▶ JOBS:
A. In the article about AMIS, who judges the recorded auditions for band, strings, and all High School festivals?
B. Condense the paragraph of the AMIS article beginning "Once a year, there is a festival" into a short bulleted list that keeps its main facts.
C. Resume the article about AMIS, continuing on from its final sentence.

▶ TEXT SEGMENT:
--------------------------------

The Association for Music in International Schools, best known as AMIS, is an organization that brings together students of schools worldwide who excel in musical achievements for days of music practice and then conclude with a concert.  The Association also provides professional development through an annual Music Educators' Conference.

The Acronym
The association name Amis is also French for the word friends. The founders of AMIS choose this name with the purpose of the association in mind. Amis symbolizes friendships established by children all over the world who attend AMIS Festivals. AMIS' vision is to create a music festival atmosphere that is a place of learning, laughing and most importantly coming together; this is reflected in its name. Although the association AMIS is based out of the United Kingdom, the association chose a French (as opposed to an English) name to represent the numerous nationalities that participate in and contribute to AMIS festivals all over the world.

Mission statement

“The Association is an international, non-profit, non-sectarian, politically neutral organization dedicated to the promotion of excellence at all levels of music education. Its objectives are to advance the education of school pupils and teachers throughout the world by developing their understanding, knowledge and appreciation of music; to advance the  education of young people and their teachers in global issues and cultural diversity through the performance and study of music; to promote high standards of musical performance in school pupils of all ages and abilities throughout the world; to promote furtherance of educationally valuable music repertoire.”

AMIS Festivals

Once a year, there is a festival for each of the different categories. (See Festival Categories for list). Each festival is hosted by an AMIS Membership school, rotating between them yearly.  To qualify for band, strings, and all High School auditions, students must audition by recordings, which are judged by a blind panel of music educators.  Middle School Choir auditions are conducted by each participating school's teacher.  The successful students travel to the host school and participate in the practice days and the final concert.  The format is usually: travel Wednesday, rehearse Thursday-Saturday, concert Saturday evening, travel home Sunday.

--------------------------------

▶ Annotated region listings:
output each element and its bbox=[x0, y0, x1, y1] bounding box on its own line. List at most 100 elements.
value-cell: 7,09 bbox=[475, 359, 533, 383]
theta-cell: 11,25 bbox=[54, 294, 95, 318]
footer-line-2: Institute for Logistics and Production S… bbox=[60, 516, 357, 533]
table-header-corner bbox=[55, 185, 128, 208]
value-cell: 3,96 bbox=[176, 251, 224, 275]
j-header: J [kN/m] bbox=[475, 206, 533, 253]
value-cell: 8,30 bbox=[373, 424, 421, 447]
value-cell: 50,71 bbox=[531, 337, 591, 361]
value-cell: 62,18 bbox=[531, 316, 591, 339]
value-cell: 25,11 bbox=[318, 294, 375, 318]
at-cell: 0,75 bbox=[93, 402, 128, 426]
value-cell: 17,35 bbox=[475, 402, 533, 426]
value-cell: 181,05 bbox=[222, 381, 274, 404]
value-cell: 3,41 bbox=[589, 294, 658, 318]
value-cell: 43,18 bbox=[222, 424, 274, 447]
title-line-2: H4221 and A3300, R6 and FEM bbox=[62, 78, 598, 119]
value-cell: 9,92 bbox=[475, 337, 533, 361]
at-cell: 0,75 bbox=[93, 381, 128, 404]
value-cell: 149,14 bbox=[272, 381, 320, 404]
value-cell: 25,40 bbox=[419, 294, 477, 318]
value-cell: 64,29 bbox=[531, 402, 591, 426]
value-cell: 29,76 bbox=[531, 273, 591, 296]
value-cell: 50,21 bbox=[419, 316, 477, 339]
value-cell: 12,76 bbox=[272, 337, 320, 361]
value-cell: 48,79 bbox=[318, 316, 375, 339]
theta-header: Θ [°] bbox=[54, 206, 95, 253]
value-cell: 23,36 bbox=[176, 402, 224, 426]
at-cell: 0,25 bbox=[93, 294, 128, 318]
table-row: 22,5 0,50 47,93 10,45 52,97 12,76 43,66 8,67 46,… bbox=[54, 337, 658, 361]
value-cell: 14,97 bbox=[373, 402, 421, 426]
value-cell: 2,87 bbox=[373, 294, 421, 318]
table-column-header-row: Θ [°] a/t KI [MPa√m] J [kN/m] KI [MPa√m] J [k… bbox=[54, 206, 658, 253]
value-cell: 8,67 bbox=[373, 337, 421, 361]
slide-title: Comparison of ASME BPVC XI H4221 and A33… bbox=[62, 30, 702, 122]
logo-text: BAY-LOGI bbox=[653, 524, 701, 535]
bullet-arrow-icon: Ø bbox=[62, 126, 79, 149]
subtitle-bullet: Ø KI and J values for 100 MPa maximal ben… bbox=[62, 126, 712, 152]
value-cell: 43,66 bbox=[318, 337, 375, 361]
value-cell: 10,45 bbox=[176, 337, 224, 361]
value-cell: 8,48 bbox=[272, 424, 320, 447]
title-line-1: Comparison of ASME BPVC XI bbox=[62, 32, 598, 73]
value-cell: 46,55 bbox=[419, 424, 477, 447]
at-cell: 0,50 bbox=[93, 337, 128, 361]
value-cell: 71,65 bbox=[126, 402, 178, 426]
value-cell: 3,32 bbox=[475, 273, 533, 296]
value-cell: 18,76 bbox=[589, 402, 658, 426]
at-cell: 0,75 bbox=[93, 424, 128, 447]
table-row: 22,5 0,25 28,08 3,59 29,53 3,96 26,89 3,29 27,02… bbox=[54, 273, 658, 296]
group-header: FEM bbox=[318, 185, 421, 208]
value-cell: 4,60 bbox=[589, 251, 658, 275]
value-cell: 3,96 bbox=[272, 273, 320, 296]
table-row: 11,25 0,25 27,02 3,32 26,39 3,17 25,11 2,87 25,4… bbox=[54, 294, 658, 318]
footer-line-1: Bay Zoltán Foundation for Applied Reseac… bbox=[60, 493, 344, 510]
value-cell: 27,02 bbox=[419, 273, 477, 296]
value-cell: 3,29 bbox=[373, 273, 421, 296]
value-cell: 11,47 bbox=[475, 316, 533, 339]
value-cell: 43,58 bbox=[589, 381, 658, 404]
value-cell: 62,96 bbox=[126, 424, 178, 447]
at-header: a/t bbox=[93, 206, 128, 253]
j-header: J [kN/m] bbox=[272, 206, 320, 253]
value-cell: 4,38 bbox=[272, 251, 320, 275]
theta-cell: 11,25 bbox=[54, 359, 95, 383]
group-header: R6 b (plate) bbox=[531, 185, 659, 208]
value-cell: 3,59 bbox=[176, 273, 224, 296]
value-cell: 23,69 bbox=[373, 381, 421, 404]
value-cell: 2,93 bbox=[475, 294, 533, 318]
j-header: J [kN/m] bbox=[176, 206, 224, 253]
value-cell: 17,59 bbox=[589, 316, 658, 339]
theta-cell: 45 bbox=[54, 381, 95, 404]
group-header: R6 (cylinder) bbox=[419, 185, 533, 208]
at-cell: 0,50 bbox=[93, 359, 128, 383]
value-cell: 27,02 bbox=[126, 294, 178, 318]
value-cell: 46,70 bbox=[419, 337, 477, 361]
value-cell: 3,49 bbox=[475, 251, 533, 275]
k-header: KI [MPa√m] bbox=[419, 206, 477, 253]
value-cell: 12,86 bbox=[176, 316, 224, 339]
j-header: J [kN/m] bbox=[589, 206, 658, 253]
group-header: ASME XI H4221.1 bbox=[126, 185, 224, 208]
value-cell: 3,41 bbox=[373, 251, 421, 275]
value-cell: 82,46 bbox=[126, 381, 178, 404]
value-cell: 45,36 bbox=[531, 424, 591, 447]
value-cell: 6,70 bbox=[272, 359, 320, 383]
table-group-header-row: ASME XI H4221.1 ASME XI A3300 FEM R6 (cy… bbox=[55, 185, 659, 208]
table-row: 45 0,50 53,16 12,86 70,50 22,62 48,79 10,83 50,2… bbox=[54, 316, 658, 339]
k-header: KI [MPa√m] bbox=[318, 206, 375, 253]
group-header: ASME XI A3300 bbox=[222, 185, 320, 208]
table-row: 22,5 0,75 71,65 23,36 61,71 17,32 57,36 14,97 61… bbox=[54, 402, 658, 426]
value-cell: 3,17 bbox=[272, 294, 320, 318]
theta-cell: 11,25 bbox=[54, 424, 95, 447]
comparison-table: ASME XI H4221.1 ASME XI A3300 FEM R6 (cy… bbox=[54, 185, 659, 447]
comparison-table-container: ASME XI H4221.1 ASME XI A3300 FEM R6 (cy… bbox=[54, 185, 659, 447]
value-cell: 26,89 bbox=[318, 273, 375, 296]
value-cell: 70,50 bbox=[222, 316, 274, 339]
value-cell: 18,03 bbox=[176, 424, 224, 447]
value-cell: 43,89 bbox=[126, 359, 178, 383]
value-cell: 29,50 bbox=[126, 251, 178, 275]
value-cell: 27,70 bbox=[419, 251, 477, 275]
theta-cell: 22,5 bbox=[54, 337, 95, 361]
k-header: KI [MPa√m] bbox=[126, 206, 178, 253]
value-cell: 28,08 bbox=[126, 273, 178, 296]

--------------------------------

▶ ANSWERS TO EACH TASK:
A. A blind panel of music educators judges them.

B.
- AMIS holds a festival once a year for each category.
- Each festival is hosted by an AMIS Membership school, with the host rotating yearly.
- Band, strings, and all High School auditions are submitted as recordings and judged by a blind panel of music educators.
- Each participating school's teacher conducts the Middle School Choir auditions.
- Successful students travel to the host school for the practice days and the final concert.
- Usual schedule: travel Wednesday, rehearse Thursday through Saturday, concert Saturday evening, travel home Sunday.

C.
AMIS' member schools mainly lie in Europe and Asia, with some participants in Africa (although at the moment there is one membership school that participates in festivals and hails from Central America).  Founded in London, AMIS slowly grew across Western Europe and now has many festivals reserved only for Asian schools.  Festivals are conducted in English, though due to the participants coming from within international school populations, most students (and many teachers) speak multiple languages. Concert repertoires always include multiple languages; and concert speeches and introductions are usually held in the (festival's) host country's language in addition to English. (For example: The 2014 European Middle School Honor Girls’ Choir, hosted in Stavanger, Norway, had concert services conducted in Norwegian as well as English.)

Conductors

AMIS selects a different conductor for each festival. Often, conductors are teachers in international schools who are well respected and recommended by their peers.  At the high school level, the Association contracts premiere conductors from around the world.

Music

The repertoire style depends on the AMIS festival and the songs that the conductor wants to play. Many times, AMIS has commissioned works by authors, making the band/choir present world-premiere songs. Such authors include Philip Sparke, David Brunner, Dr. Richard Prior, Christopher Marshall, and more.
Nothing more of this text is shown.